PROBLEM DESCRIPTION :: Search the records for the word "space" and pick out every line that has it.
::: GIVEN INFORMATION
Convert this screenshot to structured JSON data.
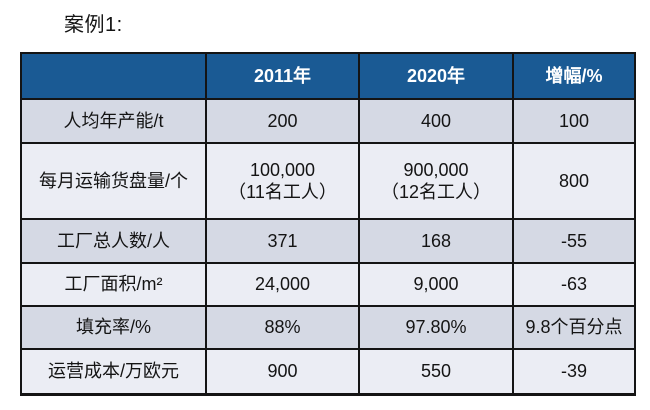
{
  "title": "案例1:",
  "colors": {
    "header_bg": "#1a5a94",
    "row_odd_bg": "#d5d9e4",
    "row_even_bg": "#ebedf4",
    "border": "#141414",
    "header_text": "#ffffff",
    "body_text": "#141414"
  },
  "table": {
    "header": {
      "col0": "",
      "col1": "2011年",
      "col2": "2020年",
      "col3": "增幅/%"
    },
    "rows": [
      {
        "label": "人均年产能/t",
        "y2011": "200",
        "y2020": "400",
        "growth": "100"
      },
      {
        "label": "每月运输货盘量/个",
        "y2011_line1": "100,000",
        "y2011_line2": "（11名工人）",
        "y2020_line1": "900,000",
        "y2020_line2": "（12名工人）",
        "growth": "800"
      },
      {
        "label": "工厂总人数/人",
        "y2011": "371",
        "y2020": "168",
        "growth": "-55"
      },
      {
        "label": "工厂面积/m²",
        "y2011": "24,000",
        "y2020": "9,000",
        "growth": "-63"
      },
      {
        "label": "填充率/%",
        "y2011": "88%",
        "y2020": "97.80%",
        "growth": "9.8个百分点"
      },
      {
        "label": "运营成本/万欧元",
        "y2011": "900",
        "y2020": "550",
        "growth": "-39"
      }
    ]
  }
}
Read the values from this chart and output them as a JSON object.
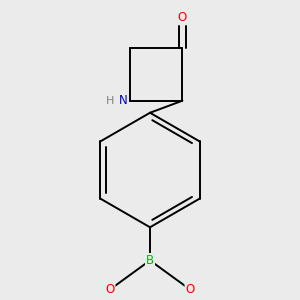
{
  "bg_color": "#ebebeb",
  "atom_colors": {
    "O": "#ff0000",
    "N": "#0000cd",
    "B": "#00bb00",
    "C": "#000000",
    "H": "#808080"
  },
  "bond_color": "#000000",
  "bond_width": 1.4,
  "font_size_atoms": 8.5,
  "font_size_H": 8.0
}
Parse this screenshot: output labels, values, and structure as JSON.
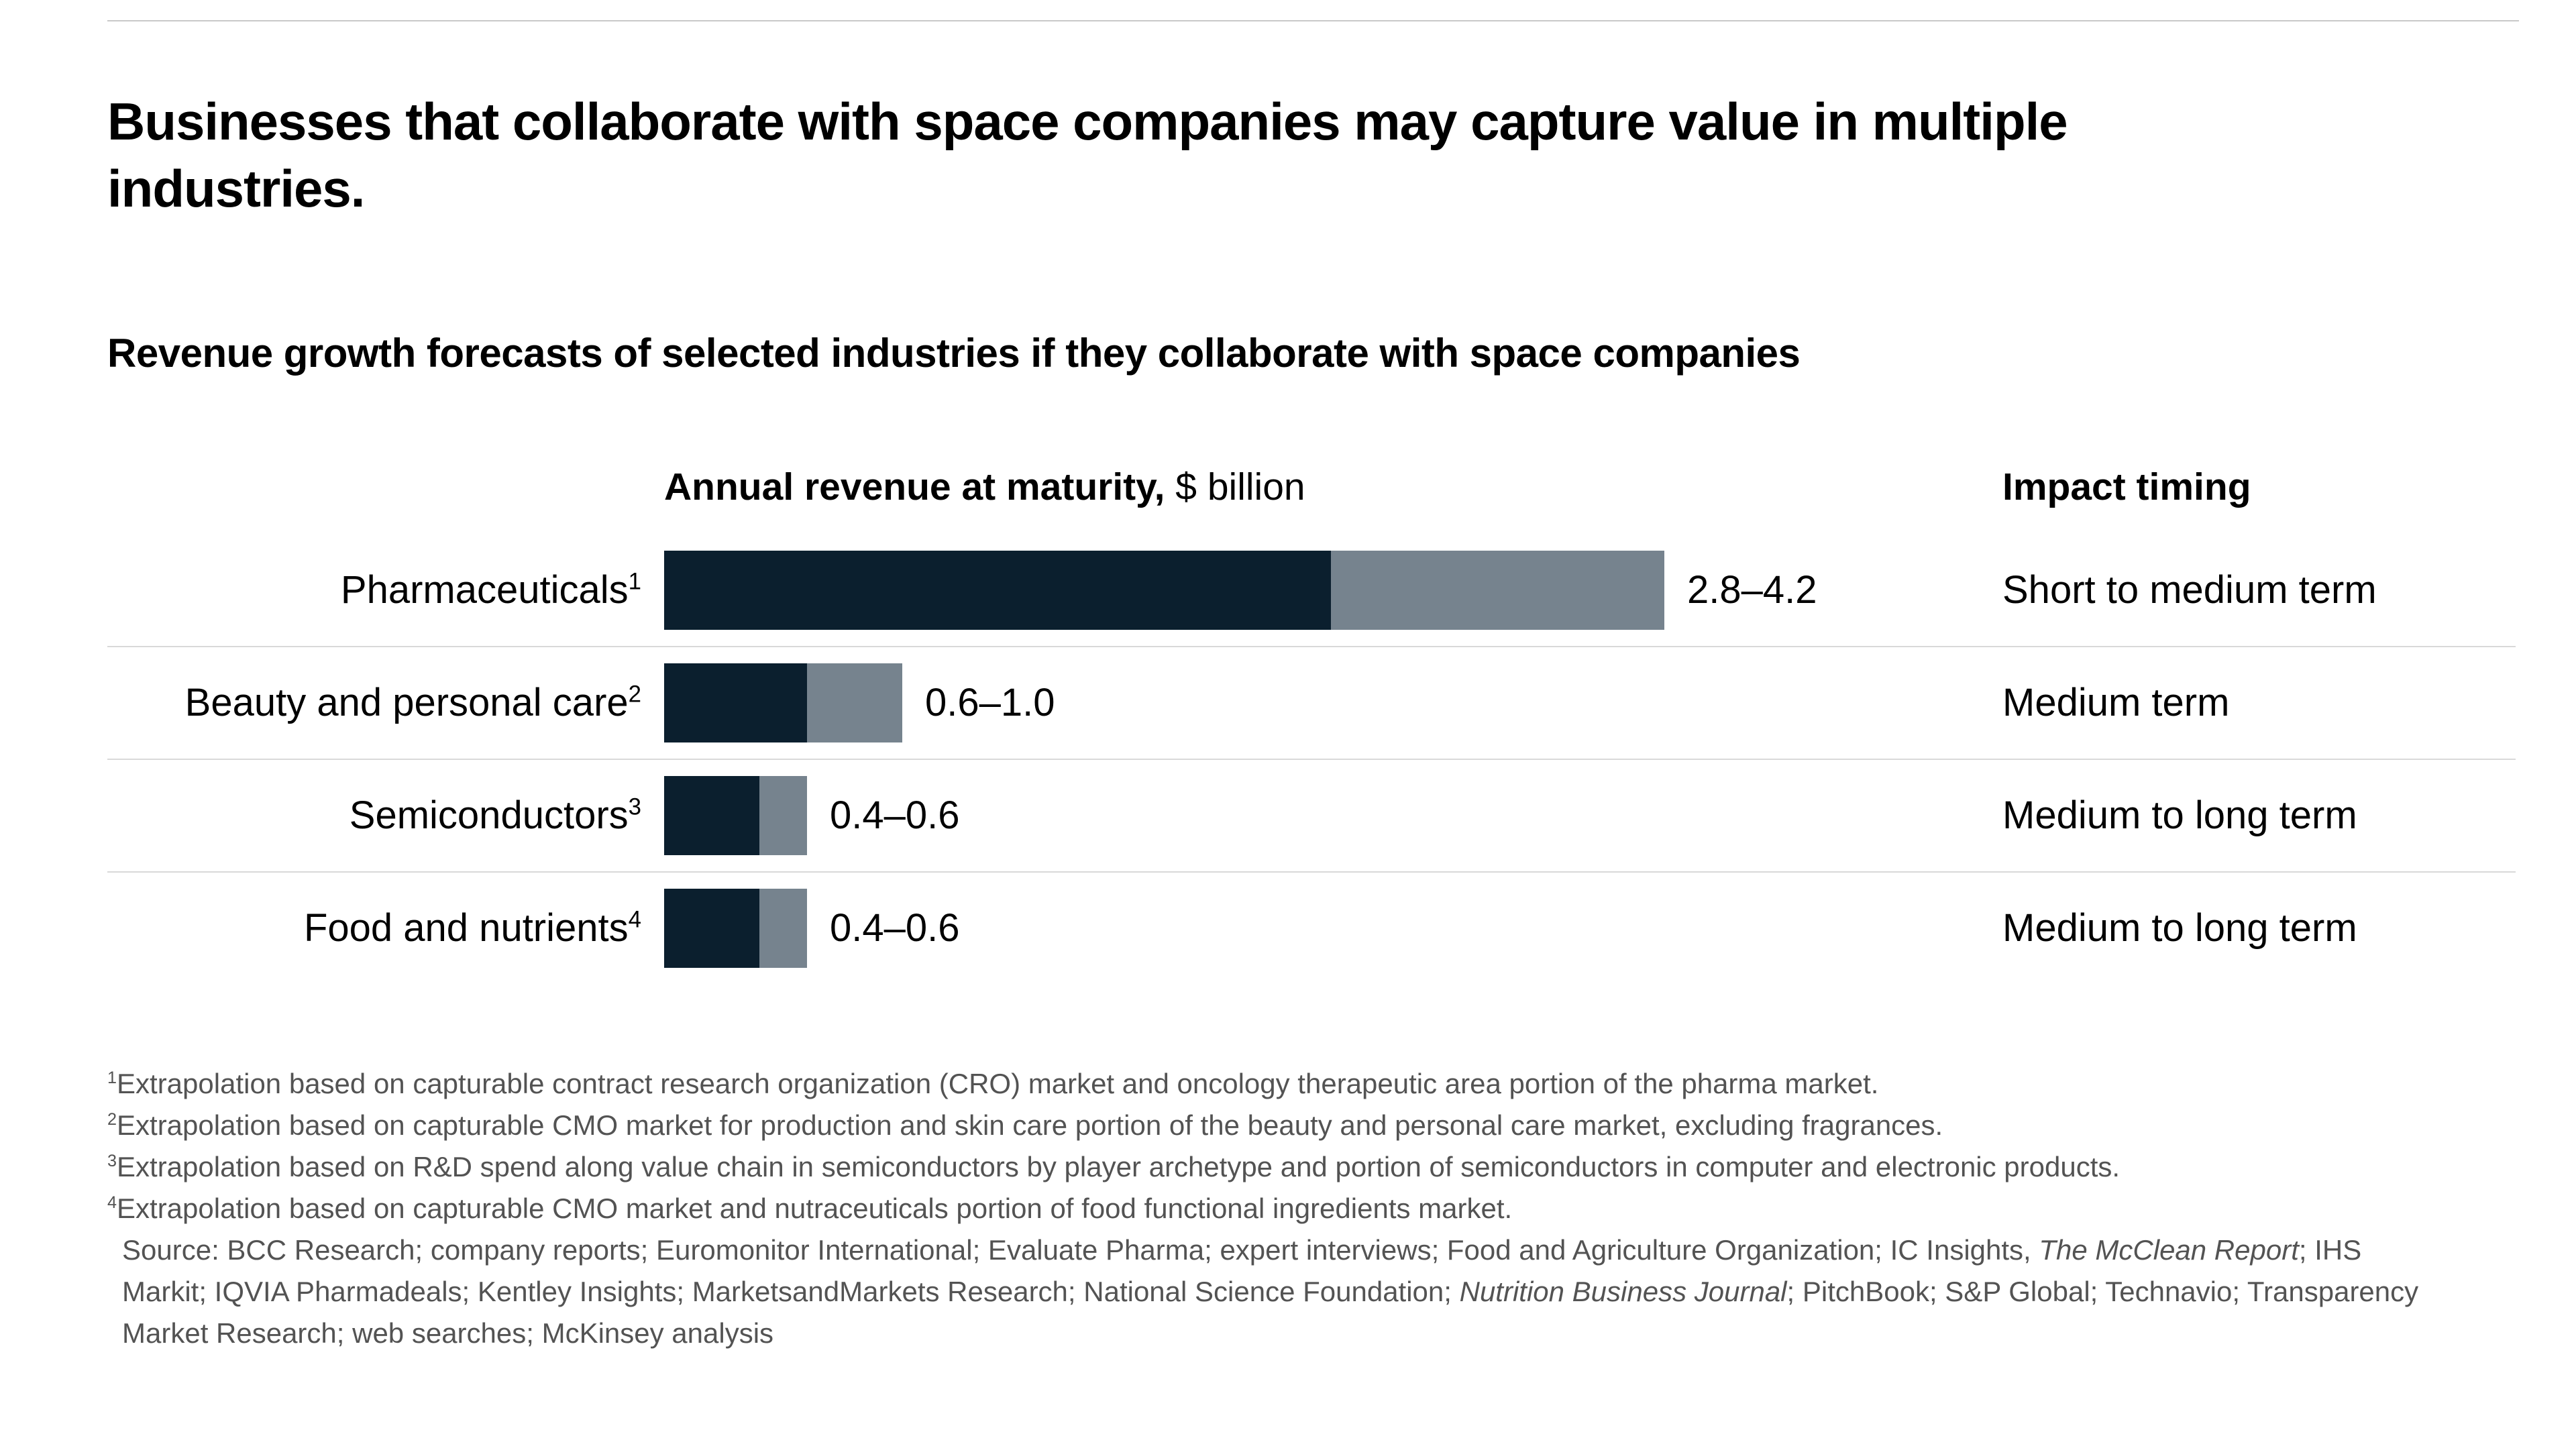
{
  "page": {
    "title": "Businesses that collaborate with space companies may capture value in multiple industries.",
    "subtitle": "Revenue growth forecasts of selected industries if they collaborate with space companies"
  },
  "chart": {
    "value_header_bold": "Annual revenue at maturity,",
    "value_header_unit": " $ billion",
    "timing_header": "Impact timing"
  },
  "chart_data": {
    "type": "bar",
    "title": "Revenue growth forecasts of selected industries if they collaborate with space companies",
    "value_axis_label": "Annual revenue at maturity, $ billion",
    "unit": "$ billion",
    "orientation": "horizontal",
    "xlim": [
      0,
      4.2
    ],
    "colors": {
      "low_bar": "#0b1f2e",
      "high_bar": "#76838e"
    },
    "rows": [
      {
        "category": "Pharmaceuticals",
        "footnote_ref": "1",
        "low": 2.8,
        "high": 4.2,
        "range_label": "2.8–4.2",
        "impact_timing": "Short to medium term"
      },
      {
        "category": "Beauty and personal care",
        "footnote_ref": "2",
        "low": 0.6,
        "high": 1.0,
        "range_label": "0.6–1.0",
        "impact_timing": "Medium term"
      },
      {
        "category": "Semiconductors",
        "footnote_ref": "3",
        "low": 0.4,
        "high": 0.6,
        "range_label": "0.4–0.6",
        "impact_timing": "Medium to long term"
      },
      {
        "category": "Food and nutrients",
        "footnote_ref": "4",
        "low": 0.4,
        "high": 0.6,
        "range_label": "0.4–0.6",
        "impact_timing": "Medium to long term"
      }
    ]
  },
  "footnotes": {
    "items": [
      {
        "sup": "1",
        "text": "Extrapolation based on capturable contract research organization (CRO) market and oncology therapeutic area portion of the pharma market."
      },
      {
        "sup": "2",
        "text": "Extrapolation based on capturable CMO market for production and skin care portion of the beauty and personal care market, excluding fragrances."
      },
      {
        "sup": "3",
        "text": "Extrapolation based on R&D spend along value chain in semiconductors by player archetype and portion of semiconductors in computer and electronic products."
      },
      {
        "sup": "4",
        "text": "Extrapolation based on capturable CMO market and nutraceuticals portion of food functional ingredients market."
      }
    ],
    "source_segments": [
      {
        "text": "Source: BCC Research; company reports; Euromonitor International; Evaluate Pharma; expert interviews; Food and Agriculture Organization; IC Insights, "
      },
      {
        "text": "The McClean Report"
      },
      {
        "text": "; IHS Markit; IQVIA Pharmadeals; Kentley Insights; MarketsandMarkets Research; National Science Foundation; "
      },
      {
        "text": "Nutrition Business Journal"
      },
      {
        "text": "; PitchBook; S&P Global; Technavio; Transparency Market Research; web searches; McKinsey analysis"
      }
    ]
  }
}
::::::
FINAL RESULT ::
    "title": "Businesses that collaborate with space companies may capture value in multiple industries.",
    "subtitle": "Revenue growth forecasts of selected industries if they collaborate with space companies"
    "title": "Revenue growth forecasts of selected industries if they collaborate with space companies",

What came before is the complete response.